INSTRUCTIONS TO FOLLOW
Using the records below, locate all lines containing "blogs" and return them.

Start PROVIDED DATA

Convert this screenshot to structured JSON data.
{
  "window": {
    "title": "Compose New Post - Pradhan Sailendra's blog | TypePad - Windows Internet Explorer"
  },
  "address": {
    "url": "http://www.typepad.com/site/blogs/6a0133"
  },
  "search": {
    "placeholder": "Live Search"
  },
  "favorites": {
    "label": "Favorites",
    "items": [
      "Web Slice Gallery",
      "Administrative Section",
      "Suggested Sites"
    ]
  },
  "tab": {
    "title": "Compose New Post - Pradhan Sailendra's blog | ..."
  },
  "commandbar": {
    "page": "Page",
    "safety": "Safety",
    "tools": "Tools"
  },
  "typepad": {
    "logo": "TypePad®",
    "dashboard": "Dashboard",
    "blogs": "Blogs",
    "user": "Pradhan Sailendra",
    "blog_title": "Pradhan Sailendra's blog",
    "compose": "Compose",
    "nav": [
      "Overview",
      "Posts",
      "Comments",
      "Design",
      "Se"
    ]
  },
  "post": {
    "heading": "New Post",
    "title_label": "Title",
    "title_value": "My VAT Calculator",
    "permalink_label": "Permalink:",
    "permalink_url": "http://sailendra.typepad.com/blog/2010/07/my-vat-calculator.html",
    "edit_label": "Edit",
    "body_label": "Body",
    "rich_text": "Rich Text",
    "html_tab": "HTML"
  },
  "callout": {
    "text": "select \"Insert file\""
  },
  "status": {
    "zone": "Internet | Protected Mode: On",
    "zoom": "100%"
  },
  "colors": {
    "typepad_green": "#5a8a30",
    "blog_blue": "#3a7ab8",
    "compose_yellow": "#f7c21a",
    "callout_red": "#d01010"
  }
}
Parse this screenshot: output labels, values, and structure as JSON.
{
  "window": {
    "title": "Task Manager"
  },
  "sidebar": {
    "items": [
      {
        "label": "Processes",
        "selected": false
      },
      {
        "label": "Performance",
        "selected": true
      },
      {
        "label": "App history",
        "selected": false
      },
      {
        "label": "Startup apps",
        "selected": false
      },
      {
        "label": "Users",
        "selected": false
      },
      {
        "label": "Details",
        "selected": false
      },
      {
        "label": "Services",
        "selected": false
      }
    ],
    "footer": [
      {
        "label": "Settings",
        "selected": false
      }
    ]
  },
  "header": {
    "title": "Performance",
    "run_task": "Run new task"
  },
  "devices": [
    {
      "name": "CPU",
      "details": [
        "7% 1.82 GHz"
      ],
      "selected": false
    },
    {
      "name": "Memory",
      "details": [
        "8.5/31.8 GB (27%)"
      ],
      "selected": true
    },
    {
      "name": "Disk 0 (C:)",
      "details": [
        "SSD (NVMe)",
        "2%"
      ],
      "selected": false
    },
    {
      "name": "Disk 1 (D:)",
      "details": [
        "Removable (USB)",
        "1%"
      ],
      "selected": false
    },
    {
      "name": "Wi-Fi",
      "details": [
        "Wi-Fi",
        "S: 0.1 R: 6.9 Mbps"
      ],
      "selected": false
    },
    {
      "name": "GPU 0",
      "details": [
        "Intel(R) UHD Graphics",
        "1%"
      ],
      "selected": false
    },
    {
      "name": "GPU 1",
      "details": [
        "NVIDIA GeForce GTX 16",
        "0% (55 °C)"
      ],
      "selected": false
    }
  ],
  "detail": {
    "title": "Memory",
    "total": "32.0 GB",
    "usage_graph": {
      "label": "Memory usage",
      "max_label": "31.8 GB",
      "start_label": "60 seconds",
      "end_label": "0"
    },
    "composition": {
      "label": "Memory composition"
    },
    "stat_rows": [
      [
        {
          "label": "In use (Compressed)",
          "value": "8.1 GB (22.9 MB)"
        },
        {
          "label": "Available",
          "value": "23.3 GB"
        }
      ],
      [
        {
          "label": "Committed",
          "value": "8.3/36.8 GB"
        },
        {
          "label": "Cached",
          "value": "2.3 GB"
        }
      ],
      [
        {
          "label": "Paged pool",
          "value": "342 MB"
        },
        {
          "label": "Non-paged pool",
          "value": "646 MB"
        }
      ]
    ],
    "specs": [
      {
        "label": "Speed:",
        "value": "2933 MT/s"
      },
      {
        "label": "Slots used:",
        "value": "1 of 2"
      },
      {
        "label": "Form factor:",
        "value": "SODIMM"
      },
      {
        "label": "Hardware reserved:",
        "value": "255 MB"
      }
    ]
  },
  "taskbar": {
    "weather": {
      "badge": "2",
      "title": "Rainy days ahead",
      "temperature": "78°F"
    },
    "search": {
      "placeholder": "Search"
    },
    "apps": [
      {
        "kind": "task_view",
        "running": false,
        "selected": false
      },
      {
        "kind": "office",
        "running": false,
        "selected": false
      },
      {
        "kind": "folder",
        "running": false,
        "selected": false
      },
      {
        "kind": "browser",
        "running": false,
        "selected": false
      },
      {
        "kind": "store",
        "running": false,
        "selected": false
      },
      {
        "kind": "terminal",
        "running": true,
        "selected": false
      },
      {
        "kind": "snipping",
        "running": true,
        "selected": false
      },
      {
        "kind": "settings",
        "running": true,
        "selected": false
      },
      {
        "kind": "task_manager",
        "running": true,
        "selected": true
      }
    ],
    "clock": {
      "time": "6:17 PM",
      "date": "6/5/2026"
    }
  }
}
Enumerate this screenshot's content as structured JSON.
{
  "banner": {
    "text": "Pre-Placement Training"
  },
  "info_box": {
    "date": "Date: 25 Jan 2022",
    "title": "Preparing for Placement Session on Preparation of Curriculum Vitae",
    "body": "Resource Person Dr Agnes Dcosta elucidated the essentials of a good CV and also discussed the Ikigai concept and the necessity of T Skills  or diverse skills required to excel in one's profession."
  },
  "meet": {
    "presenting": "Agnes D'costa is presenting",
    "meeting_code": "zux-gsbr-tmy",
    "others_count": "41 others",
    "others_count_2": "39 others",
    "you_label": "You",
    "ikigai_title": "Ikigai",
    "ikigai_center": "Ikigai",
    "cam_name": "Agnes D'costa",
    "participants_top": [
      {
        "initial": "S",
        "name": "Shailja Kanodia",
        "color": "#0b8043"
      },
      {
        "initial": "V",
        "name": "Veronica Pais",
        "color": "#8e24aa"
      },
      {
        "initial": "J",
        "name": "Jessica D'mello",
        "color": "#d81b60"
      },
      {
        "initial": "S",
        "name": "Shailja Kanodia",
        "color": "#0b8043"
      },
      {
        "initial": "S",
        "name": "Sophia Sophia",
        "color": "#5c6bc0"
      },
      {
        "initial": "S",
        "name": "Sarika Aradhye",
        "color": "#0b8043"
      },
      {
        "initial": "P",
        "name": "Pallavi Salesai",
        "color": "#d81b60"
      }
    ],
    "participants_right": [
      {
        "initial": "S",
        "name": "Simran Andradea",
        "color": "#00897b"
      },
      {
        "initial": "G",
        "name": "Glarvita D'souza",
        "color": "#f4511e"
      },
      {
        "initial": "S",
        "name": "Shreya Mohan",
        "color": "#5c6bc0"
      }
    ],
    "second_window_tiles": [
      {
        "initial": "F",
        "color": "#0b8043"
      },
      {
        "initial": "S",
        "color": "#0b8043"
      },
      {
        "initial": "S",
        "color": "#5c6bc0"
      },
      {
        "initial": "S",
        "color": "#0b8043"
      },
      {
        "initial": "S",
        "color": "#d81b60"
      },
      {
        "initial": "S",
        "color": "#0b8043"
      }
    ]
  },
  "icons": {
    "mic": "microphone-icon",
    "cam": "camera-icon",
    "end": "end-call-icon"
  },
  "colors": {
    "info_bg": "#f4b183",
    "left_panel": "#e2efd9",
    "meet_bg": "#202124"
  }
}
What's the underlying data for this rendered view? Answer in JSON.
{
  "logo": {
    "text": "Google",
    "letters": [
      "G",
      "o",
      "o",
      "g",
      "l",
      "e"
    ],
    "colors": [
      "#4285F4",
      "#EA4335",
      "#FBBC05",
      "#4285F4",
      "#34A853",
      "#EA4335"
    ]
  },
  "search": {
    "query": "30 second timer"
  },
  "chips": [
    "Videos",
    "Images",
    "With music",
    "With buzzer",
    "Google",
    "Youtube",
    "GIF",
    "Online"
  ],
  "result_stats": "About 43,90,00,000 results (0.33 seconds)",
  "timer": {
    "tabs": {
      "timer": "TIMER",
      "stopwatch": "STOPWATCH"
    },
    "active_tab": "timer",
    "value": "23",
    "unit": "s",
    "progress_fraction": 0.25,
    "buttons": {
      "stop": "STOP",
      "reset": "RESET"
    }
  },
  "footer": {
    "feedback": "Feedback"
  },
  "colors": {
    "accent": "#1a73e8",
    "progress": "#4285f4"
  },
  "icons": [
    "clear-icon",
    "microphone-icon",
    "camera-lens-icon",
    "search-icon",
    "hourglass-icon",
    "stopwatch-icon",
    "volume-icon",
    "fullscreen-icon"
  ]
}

End PROVIDED DATA

WORKED SOLUTION
    "url": "http://www.typepad.com/site/blogs/6a0133"
    "blogs": "Blogs",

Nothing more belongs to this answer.